**Record list:**
********************

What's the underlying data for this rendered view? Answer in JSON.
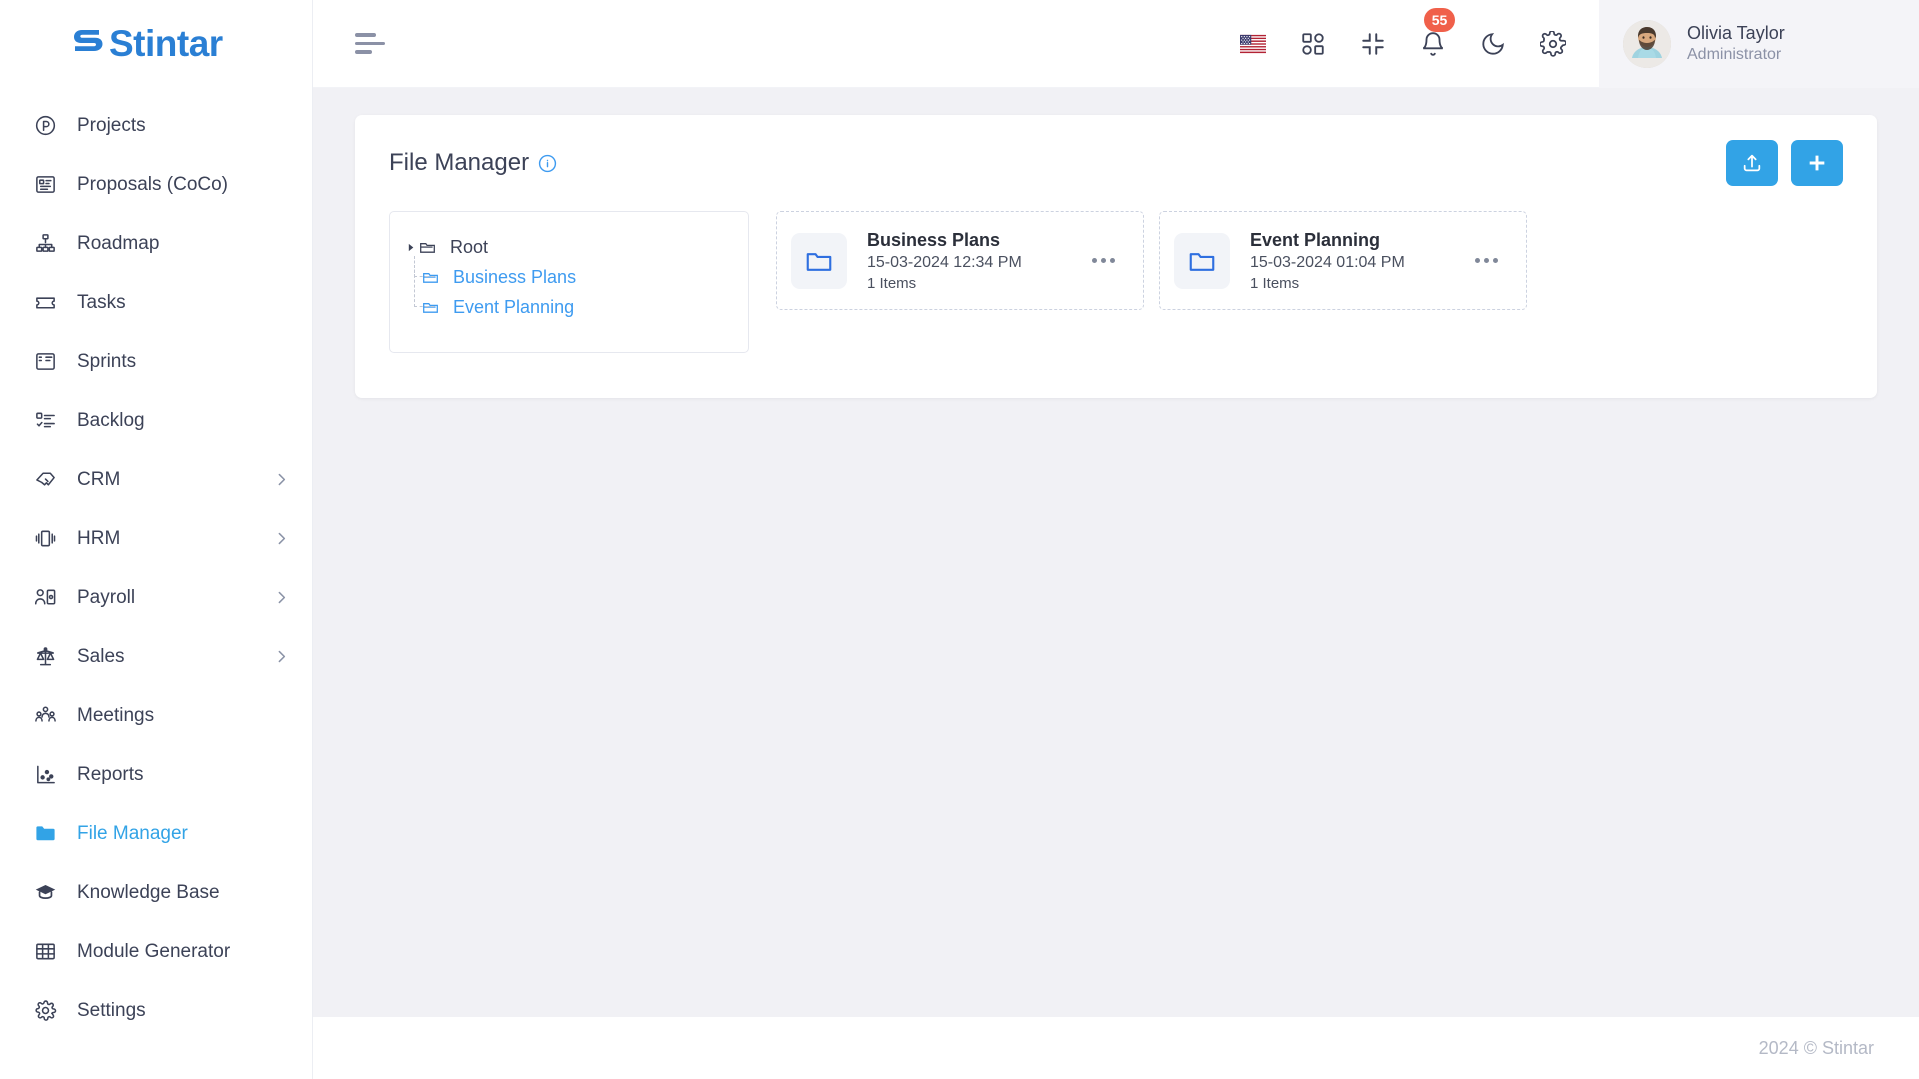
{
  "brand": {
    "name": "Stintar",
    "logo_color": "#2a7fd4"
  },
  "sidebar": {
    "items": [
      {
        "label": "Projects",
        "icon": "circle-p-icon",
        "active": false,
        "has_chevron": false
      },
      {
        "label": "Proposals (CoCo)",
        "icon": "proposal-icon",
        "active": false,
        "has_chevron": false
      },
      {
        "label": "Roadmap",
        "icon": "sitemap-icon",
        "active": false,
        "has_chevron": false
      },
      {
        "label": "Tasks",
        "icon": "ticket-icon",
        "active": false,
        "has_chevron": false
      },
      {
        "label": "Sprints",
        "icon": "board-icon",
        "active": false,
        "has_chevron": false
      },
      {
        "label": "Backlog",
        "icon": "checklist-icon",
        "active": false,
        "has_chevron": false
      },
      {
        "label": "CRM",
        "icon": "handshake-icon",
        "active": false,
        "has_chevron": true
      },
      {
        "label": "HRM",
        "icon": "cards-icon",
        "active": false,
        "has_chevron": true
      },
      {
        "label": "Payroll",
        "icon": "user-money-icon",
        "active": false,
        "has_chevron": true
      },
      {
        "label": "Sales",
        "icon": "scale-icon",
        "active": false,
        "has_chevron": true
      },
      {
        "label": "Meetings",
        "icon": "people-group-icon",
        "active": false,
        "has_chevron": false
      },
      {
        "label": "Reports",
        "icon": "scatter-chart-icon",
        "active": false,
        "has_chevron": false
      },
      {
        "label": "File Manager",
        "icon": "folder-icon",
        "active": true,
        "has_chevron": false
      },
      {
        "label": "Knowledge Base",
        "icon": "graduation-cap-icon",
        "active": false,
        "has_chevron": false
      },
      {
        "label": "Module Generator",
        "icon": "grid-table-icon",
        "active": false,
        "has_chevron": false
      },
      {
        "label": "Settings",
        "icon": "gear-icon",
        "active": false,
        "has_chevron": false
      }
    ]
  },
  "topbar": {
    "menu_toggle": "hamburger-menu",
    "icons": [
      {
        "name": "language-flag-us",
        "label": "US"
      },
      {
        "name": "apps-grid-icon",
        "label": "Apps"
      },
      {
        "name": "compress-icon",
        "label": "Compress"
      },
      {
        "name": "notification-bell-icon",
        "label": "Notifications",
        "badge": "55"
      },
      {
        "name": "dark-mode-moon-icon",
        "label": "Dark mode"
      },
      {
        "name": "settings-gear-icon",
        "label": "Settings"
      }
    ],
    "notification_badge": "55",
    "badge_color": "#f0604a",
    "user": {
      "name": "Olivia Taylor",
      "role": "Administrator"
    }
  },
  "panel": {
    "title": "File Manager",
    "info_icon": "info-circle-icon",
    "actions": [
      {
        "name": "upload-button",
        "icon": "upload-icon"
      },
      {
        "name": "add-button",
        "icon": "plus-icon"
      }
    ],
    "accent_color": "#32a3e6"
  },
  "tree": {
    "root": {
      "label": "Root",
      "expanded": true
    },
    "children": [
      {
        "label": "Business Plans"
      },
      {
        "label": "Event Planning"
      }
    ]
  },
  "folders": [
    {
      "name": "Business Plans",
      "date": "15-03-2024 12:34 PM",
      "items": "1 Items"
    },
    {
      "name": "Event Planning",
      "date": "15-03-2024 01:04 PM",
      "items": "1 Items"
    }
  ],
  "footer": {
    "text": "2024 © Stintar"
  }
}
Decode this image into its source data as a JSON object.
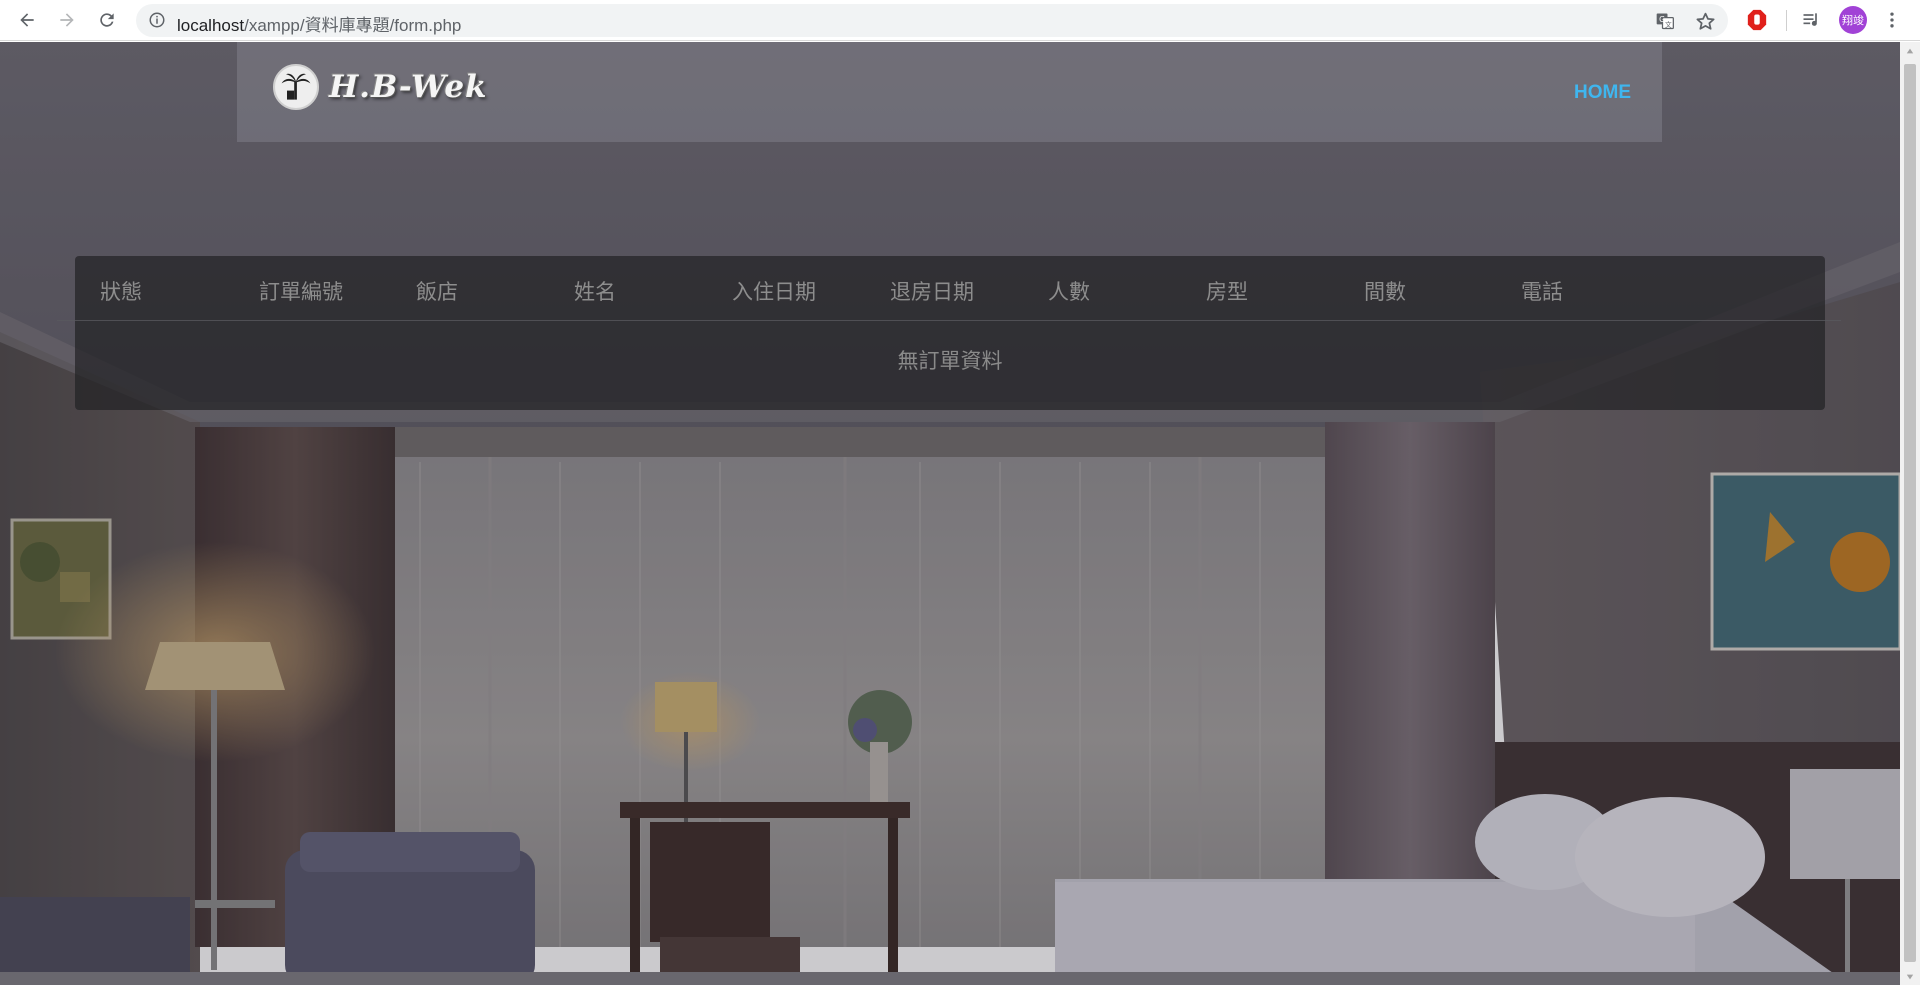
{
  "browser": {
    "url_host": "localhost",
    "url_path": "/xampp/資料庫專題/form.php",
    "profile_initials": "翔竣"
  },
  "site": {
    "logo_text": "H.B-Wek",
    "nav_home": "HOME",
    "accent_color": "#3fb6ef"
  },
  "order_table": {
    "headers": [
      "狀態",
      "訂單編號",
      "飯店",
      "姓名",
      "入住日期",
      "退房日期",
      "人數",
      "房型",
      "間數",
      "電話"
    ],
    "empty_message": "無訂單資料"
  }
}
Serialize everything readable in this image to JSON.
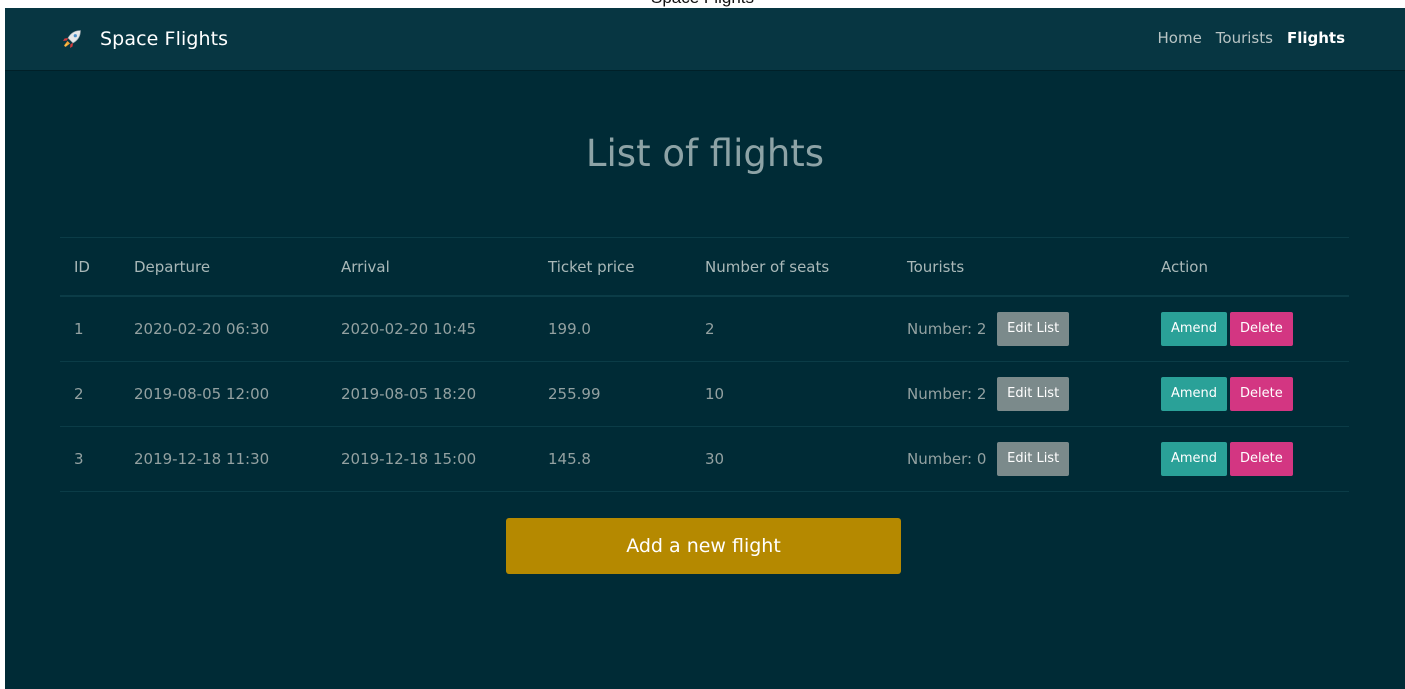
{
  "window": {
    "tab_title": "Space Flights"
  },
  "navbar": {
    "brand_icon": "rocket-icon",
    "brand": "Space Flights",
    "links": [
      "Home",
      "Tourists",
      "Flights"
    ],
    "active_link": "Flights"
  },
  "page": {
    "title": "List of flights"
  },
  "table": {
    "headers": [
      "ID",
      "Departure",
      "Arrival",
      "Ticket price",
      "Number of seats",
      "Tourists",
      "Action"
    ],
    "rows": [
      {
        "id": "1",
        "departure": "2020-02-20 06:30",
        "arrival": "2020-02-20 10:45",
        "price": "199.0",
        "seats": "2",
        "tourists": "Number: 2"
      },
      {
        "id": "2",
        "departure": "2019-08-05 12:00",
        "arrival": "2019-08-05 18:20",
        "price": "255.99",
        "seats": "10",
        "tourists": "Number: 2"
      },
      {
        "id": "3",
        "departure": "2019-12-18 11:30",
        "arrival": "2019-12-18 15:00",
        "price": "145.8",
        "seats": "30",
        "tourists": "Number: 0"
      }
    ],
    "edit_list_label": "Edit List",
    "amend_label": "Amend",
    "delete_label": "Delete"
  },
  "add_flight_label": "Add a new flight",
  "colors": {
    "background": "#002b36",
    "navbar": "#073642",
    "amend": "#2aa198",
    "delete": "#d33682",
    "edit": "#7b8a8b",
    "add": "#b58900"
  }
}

********************

**Task brief:** Within the records, how many lines include "gear"? The answer is the number and nothing else.

**Output below:** 2